### GIVEN TASK
Recast the entries below, from the line with "Patent image size: (1386, 880)." up to and including the line with "In FIG. 6A, the retention", as a JSON list of strings, one string per line, with blank lines left out.
******
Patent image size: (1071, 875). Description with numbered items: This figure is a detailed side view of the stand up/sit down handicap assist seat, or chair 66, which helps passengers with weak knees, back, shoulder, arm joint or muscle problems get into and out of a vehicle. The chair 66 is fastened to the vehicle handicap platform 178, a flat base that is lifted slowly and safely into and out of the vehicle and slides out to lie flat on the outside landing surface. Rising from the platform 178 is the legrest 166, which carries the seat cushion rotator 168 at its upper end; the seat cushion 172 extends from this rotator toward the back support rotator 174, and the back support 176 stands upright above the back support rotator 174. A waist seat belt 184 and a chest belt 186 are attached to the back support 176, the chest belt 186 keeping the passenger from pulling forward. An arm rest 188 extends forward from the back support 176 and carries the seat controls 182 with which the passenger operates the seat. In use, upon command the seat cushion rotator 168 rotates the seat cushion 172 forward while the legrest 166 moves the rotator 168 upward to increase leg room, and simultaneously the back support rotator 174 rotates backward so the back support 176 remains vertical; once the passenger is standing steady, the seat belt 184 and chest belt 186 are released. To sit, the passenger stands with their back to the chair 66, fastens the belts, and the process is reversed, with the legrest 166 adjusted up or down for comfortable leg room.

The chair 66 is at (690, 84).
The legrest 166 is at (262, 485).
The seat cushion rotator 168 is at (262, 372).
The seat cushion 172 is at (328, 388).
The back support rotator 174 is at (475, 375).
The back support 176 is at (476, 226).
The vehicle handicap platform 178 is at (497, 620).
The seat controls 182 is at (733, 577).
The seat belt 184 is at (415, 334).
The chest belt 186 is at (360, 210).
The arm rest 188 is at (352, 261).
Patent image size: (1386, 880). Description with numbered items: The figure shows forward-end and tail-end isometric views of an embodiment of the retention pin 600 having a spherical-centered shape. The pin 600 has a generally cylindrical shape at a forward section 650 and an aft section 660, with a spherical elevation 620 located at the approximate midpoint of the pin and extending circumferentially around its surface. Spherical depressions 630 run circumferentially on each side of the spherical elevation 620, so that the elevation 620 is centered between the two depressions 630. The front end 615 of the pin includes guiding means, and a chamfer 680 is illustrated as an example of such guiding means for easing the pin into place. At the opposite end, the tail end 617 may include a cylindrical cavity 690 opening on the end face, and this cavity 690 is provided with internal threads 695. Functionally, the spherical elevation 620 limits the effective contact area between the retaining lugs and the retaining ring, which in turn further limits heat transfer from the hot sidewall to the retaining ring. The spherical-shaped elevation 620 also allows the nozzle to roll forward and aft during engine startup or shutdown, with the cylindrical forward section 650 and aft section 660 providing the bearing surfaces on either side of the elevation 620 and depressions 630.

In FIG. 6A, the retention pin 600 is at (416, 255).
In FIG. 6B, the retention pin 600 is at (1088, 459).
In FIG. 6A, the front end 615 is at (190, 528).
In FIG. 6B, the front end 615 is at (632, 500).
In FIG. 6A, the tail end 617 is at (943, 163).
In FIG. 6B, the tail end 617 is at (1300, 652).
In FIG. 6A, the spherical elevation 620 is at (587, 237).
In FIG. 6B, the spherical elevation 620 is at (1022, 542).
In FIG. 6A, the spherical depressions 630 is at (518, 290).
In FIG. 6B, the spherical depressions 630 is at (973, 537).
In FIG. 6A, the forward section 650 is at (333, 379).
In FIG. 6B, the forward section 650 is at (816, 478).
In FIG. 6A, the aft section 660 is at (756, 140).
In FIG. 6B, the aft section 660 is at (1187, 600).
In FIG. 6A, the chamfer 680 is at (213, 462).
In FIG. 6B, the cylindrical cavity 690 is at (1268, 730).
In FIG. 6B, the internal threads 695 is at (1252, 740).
******
### EXPECTED ANSWER
[
  "Patent image size: (1386, 880). Description with numbered items: The figure shows forward-end and tail-end isometric views of an embodiment of the retention pin 600 having a spherical-centered shape. The pin 600 has a generally cylindrical shape at a forward section 650 and an aft section 660, with a spherical elevation 620 located at the approximate midpoint of the pin and extending circumferentially around its surface. Spherical depressions 630 run circumferentially on each side of the spherical elevation 620, so that the elevation 620 is centered between the two depressions 630. The front end 615 of the pin includes guiding means, and a chamfer 680 is illustrated as an example of such guiding means for easing the pin into place. At the opposite end, the tail end 617 may include a cylindrical cavity 690 opening on the end face, and this cavity 690 is provided with internal threads 695. Functionally, the spherical elevation 620 limits the effective contact area between the retaining lugs and the retaining ring, which in turn further limits heat transfer from the hot sidewall to the retaining ring. The spherical-shaped elevation 620 also allows the nozzle to roll forward and aft during engine startup or shutdown, with the cylindrical forward section 650 and aft section 660 providing the bearing surfaces on either side of the elevation 620 and depressions 630.",
  "In FIG. 6A, the retention pin 600 is at (416, 255)."
]